→ **OBJECTIVE**
Below are records; count the lines in them that hold "Ctrl" and give only the count.

=== DATA IN THIS EXERCISE ===

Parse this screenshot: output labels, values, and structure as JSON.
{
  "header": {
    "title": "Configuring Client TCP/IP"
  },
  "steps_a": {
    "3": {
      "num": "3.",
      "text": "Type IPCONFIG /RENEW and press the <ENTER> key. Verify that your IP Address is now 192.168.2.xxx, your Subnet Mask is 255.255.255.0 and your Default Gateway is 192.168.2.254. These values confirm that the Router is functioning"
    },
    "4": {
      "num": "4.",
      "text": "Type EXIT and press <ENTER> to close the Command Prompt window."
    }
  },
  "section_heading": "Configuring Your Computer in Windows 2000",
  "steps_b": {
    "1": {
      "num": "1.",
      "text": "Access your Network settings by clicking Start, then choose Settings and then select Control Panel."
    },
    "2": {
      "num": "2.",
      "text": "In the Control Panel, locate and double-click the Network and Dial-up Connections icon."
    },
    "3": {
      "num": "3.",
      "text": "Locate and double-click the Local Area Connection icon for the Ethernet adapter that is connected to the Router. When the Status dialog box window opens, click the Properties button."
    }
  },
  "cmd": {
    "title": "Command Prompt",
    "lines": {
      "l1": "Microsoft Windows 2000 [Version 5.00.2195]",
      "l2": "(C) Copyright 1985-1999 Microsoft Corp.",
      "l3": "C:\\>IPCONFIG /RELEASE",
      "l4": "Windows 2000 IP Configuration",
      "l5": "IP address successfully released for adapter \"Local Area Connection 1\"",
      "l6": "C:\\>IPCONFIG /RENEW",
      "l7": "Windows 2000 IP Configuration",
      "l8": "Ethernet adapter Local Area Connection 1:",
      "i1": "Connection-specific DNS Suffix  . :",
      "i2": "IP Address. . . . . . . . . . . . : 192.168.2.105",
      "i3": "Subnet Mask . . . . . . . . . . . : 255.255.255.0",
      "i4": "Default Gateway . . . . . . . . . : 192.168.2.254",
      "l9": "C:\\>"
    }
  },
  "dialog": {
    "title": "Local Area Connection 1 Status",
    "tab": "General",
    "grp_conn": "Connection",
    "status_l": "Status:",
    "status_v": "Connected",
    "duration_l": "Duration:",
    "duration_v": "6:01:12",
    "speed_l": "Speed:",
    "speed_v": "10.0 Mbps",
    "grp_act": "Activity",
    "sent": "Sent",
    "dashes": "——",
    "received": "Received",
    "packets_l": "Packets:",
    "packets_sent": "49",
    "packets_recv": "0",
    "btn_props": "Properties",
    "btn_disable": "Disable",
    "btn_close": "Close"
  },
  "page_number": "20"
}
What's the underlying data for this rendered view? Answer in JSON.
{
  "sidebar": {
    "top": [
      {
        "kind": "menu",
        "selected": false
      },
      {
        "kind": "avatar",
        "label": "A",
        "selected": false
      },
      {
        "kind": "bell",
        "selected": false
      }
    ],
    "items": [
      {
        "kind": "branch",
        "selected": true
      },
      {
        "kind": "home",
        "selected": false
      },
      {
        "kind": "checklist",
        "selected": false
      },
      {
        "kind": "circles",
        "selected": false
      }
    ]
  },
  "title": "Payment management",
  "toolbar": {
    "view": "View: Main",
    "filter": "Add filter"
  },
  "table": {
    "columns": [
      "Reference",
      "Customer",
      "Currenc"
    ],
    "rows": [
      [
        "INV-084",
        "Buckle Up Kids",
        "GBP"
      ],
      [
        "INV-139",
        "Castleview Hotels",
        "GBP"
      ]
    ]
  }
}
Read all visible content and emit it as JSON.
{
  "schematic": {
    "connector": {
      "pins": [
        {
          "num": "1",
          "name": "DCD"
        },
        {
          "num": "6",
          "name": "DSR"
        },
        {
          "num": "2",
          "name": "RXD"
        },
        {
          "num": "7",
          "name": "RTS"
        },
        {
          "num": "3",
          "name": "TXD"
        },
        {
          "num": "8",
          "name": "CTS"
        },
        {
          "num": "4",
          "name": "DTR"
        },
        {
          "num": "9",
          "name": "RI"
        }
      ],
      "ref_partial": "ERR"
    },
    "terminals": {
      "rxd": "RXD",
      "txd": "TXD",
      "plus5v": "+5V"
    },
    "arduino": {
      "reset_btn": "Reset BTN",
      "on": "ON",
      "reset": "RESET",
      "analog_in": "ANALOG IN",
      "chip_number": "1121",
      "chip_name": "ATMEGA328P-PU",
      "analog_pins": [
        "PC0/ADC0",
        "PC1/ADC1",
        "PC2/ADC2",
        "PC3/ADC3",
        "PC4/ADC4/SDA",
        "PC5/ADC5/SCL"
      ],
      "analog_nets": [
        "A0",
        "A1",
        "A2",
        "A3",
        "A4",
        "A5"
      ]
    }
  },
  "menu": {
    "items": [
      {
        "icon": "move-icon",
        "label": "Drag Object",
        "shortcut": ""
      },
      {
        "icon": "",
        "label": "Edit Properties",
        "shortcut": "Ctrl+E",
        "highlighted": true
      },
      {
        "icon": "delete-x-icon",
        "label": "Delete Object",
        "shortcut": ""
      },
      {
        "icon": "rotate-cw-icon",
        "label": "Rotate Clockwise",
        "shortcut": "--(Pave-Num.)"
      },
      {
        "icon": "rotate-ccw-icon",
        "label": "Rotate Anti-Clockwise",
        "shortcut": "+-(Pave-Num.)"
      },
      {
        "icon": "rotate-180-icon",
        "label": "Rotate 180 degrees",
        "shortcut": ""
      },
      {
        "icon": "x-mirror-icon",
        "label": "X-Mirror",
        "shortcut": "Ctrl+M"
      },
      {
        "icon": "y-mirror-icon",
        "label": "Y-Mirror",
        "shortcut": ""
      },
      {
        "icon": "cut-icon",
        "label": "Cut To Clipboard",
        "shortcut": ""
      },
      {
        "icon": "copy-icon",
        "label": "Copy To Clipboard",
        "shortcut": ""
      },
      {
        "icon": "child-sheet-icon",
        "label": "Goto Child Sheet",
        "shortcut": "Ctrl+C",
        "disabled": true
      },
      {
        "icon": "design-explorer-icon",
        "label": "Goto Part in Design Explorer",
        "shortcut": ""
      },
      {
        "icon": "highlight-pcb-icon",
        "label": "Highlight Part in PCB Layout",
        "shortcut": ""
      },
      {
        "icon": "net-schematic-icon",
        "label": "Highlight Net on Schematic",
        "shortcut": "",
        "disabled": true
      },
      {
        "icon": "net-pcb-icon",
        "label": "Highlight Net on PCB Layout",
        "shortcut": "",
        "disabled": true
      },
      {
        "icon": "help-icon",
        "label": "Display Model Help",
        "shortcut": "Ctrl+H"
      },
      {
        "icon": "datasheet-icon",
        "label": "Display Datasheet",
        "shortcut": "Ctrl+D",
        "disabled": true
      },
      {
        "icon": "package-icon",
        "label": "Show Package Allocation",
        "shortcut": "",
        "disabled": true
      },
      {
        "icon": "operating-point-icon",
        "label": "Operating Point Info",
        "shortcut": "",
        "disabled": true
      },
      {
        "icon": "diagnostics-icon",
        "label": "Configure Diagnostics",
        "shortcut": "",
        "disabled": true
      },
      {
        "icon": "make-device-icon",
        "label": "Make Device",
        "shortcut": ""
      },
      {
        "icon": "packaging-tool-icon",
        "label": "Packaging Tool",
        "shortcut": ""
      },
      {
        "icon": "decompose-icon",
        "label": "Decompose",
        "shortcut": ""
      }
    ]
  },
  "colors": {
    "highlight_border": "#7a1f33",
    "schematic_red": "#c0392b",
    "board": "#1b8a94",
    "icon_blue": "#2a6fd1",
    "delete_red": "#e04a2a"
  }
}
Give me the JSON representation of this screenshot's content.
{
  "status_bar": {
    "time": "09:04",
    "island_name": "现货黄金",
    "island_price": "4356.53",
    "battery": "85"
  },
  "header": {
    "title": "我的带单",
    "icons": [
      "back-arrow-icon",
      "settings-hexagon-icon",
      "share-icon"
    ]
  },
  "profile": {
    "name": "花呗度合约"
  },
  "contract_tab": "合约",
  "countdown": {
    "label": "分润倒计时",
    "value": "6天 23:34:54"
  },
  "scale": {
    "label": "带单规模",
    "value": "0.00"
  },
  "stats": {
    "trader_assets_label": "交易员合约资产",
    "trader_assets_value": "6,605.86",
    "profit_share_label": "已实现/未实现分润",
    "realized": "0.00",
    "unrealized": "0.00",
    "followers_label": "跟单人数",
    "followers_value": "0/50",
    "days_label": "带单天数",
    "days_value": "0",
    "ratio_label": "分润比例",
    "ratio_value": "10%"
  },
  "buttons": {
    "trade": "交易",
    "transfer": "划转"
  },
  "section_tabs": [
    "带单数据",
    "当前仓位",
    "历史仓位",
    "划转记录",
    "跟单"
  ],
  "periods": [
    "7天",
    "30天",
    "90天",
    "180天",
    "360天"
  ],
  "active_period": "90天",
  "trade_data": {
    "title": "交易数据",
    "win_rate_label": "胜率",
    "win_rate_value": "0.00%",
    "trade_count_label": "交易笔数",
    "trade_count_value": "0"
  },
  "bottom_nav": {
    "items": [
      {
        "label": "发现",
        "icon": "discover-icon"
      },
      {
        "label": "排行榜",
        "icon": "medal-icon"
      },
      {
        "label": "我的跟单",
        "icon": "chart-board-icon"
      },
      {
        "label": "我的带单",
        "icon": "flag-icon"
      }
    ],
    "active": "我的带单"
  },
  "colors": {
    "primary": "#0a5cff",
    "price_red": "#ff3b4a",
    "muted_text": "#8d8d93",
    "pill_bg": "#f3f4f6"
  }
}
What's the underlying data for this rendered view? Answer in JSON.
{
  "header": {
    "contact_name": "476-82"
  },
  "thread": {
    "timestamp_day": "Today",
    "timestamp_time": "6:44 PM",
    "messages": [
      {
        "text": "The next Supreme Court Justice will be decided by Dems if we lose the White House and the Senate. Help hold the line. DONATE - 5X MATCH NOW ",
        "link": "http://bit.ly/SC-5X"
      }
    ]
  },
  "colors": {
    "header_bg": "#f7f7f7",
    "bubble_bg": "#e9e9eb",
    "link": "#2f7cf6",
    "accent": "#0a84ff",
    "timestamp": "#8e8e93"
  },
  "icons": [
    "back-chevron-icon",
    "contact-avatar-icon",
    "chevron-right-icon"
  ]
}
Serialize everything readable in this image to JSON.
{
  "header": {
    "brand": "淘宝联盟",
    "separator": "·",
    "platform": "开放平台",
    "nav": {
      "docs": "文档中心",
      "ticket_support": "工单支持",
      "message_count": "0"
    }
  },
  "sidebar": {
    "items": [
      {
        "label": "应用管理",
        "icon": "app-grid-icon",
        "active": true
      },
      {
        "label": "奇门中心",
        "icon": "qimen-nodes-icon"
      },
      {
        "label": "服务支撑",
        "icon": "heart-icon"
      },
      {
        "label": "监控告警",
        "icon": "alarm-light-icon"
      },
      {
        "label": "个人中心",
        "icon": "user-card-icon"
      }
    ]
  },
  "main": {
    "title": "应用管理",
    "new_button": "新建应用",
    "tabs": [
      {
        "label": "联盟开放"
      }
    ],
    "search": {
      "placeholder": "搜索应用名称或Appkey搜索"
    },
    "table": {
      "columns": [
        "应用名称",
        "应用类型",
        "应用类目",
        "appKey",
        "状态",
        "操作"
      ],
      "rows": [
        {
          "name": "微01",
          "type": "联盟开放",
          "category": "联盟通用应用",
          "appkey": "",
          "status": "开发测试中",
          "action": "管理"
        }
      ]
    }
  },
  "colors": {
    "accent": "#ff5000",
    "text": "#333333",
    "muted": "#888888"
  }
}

===

→ **FULL OUTPUT**
5